● 課題一覧:
a. 勝ち組・負け組の文章のうち、「勝ち組を目指すというのは言い換えれば」で始まる段落を、主な事実を残したまま箇条書きに書き直してください。
b. 勝ち組・負け組の文章を2文で要約すること。
c. 勝ち組・負け組の文章を、最後の文の後から書き継ぐこと。

● 分析対象の文章:
<<<<
そんな言葉が流行っていた頃は、勝ち組になることがいいことで、負け組にはなりたくない、という人が多かったと思う。あるいは、小中高校生やその親御さんでも、将来は負け組ではなく勝ち組に入りたい、入らせたい、と言う人もいたように思う。

一般的に言って、勝つか負けるかといえば、勝ったほうがいいだろうし、負けるのは嫌に違いない。

でも、少し前に流行った勝ち組や負け組という言葉に私が違和感を感じるのは、人生の目標やゴールが、社会の中での勝ち負け、つまり相対評価になっていることだ。

勝ち組を目指すというのは言い換えれば、勝負をしてそこで「他の人よりも」より多く勝つことを目指すことだろう。このときの勝負には必ず誰か他人がいて、最終的に勝つということは、相対評価でその相手よりも高い評価を得るということだろう。

そしてそんな勝負を何度も何度もいろんな人とした結果、勝ち組と言われるグループに入る。

人生の少なくない時間を、しかも子どもの時から20代くらいまでの貴重な時間を、そんなことに費やして、それでいいのだろうか。
>>>>
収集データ
<<<<
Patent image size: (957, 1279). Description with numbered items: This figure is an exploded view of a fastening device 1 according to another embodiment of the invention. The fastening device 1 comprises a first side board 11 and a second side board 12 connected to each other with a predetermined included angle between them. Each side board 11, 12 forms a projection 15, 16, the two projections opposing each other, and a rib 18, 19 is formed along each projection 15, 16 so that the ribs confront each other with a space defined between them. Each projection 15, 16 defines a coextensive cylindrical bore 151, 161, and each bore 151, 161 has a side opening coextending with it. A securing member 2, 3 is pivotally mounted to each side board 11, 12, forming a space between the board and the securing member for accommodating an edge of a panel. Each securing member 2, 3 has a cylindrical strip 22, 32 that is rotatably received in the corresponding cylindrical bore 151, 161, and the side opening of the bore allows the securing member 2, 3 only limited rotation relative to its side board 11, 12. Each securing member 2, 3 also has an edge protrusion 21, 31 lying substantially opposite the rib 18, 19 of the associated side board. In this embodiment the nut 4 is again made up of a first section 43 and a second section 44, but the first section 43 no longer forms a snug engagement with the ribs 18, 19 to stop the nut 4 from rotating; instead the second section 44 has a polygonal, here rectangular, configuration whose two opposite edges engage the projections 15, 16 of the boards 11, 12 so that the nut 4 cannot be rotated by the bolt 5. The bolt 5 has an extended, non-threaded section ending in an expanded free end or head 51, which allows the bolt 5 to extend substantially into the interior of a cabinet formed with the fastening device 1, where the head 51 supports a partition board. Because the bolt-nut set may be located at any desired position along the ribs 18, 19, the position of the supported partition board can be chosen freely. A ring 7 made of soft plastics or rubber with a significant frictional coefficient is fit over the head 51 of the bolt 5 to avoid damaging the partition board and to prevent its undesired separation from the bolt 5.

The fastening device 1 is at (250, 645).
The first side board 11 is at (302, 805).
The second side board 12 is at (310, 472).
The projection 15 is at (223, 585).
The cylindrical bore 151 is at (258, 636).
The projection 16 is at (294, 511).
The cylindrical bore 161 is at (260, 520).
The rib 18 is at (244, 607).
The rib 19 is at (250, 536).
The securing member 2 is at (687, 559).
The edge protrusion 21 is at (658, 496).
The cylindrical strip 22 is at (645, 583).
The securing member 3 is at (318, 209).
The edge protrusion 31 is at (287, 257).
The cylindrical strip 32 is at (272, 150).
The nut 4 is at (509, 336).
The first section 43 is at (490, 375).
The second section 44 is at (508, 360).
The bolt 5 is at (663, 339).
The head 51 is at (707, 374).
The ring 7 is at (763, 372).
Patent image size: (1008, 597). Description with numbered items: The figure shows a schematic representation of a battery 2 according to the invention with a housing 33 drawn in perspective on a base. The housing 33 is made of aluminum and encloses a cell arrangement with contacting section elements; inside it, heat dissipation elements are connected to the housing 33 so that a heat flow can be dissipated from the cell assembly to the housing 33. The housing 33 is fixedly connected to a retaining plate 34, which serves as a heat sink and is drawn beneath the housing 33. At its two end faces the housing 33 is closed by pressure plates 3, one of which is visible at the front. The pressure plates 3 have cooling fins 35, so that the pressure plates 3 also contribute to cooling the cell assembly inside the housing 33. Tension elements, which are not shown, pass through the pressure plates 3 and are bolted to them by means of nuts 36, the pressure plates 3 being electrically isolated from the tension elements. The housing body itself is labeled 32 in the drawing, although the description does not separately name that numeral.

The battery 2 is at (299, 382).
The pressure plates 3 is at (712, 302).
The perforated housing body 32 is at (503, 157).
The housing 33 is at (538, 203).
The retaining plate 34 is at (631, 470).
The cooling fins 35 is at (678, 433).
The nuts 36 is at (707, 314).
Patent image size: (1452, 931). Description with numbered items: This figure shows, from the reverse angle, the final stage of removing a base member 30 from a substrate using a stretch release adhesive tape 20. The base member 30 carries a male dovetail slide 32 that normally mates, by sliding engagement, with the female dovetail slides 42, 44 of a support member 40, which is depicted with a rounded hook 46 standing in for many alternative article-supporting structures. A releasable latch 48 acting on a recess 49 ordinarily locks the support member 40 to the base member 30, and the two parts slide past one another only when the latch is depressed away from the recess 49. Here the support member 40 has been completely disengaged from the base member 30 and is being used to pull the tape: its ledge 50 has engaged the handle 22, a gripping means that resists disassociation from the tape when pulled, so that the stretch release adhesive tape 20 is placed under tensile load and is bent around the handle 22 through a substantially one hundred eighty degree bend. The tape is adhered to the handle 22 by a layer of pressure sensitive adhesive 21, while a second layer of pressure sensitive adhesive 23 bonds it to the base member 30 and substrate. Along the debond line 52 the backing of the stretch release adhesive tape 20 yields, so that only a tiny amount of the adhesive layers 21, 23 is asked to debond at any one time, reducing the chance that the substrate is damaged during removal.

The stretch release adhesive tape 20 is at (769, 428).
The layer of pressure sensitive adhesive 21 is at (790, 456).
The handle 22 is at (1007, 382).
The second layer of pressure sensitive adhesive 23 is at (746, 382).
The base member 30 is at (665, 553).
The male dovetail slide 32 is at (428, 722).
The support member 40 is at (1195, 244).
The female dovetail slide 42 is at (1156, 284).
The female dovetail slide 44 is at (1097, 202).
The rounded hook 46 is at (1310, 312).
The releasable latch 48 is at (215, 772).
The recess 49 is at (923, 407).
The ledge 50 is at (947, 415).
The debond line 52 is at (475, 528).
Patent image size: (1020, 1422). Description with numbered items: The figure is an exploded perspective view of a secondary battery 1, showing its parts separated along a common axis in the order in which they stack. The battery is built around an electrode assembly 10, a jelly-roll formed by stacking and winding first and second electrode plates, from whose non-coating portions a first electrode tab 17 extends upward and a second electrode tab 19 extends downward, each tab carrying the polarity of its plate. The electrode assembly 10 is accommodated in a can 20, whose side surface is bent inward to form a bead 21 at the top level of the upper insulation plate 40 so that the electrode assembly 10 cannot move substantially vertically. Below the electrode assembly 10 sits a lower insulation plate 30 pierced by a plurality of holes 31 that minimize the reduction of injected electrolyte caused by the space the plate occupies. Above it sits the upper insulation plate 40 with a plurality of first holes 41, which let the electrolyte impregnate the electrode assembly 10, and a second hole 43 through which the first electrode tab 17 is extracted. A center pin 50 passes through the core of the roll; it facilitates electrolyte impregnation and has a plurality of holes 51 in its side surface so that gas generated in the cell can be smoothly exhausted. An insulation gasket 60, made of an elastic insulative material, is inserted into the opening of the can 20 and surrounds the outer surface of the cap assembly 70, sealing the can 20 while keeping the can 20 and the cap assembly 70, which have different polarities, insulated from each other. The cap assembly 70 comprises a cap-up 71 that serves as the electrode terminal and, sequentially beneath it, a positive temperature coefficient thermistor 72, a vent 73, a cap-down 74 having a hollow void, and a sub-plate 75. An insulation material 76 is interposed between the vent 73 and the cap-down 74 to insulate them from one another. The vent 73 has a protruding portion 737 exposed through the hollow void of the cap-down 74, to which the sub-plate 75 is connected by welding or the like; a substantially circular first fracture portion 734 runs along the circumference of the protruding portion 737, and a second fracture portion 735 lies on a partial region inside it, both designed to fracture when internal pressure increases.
>>>>
● 各課題の解答:
a.
- 勝ち組を目指すとは、勝負をして「他の人よりも」多く勝つことを目指すことである。
- その勝負には必ず誰か他人がいる。
- 最終的に勝つとは、相対評価でその相手よりも高い評価を得ることである。

b. 勝ち組・負け組という言葉が流行った頃は勝ち組に入りたい、入らせたいと言う人も多かったが、この文章は、人生の目標やゴールが社会の中での勝ち負け、つまり相対評価になっている点にその言葉への違和感を覚えている。他人との勝負を何度も重ねて勝ち組に入るために、子どもの時から20代くらいまでの貴重な時間を費やしてそれでいいのだろうかと問いかけている。

c.
「それでいいに決まっている。人生何事も勝負だ。勝ち続ける人生の何がいけないのか。」とおっしゃる方もいるだろう。確かに、勝負をすれば勝ったほうがいいだろうし、人生他の人との戦いの部分もあるだろう。

でも、いつもいつも他人との勝負に勝ち続けて、その結果勝ち組と言われるグループに入ることだけを考えて若い時期を過ごしていて、楽しいだろうか?同じ土俵に立つ人に対して「もしかしたらこの人とも勝負をすることになるかもしれない」というスタンスで接していると、周りが対戦相手だらけにならないか?

例えば周囲の誰かが困っていたり助けを求めていたりした時に、「自分のことは置いておいて、なんとかその人のためにできることはないだろうか」などと考えていると負けてしまう。勝負に勝ち続けて勝ち組に入るためには、困っていたり助けを求めている人には「大変そうだけれど、ここでかかわると自分が負けてしまう」と傍観するほうが得策だと多くの場合考えるだろう。

そんな態度で生きて行く人生はつまらないだろうし、とてもしんどいだろうと私は思う。

そうやって他人とのいろんな勝負に勝った結果勝ち組に入ったとして、歳を取って自分の人生を振り返ったときに、「私は勝ってきた。勝ち組に入った。幸せだった。」と感じるのだろうか。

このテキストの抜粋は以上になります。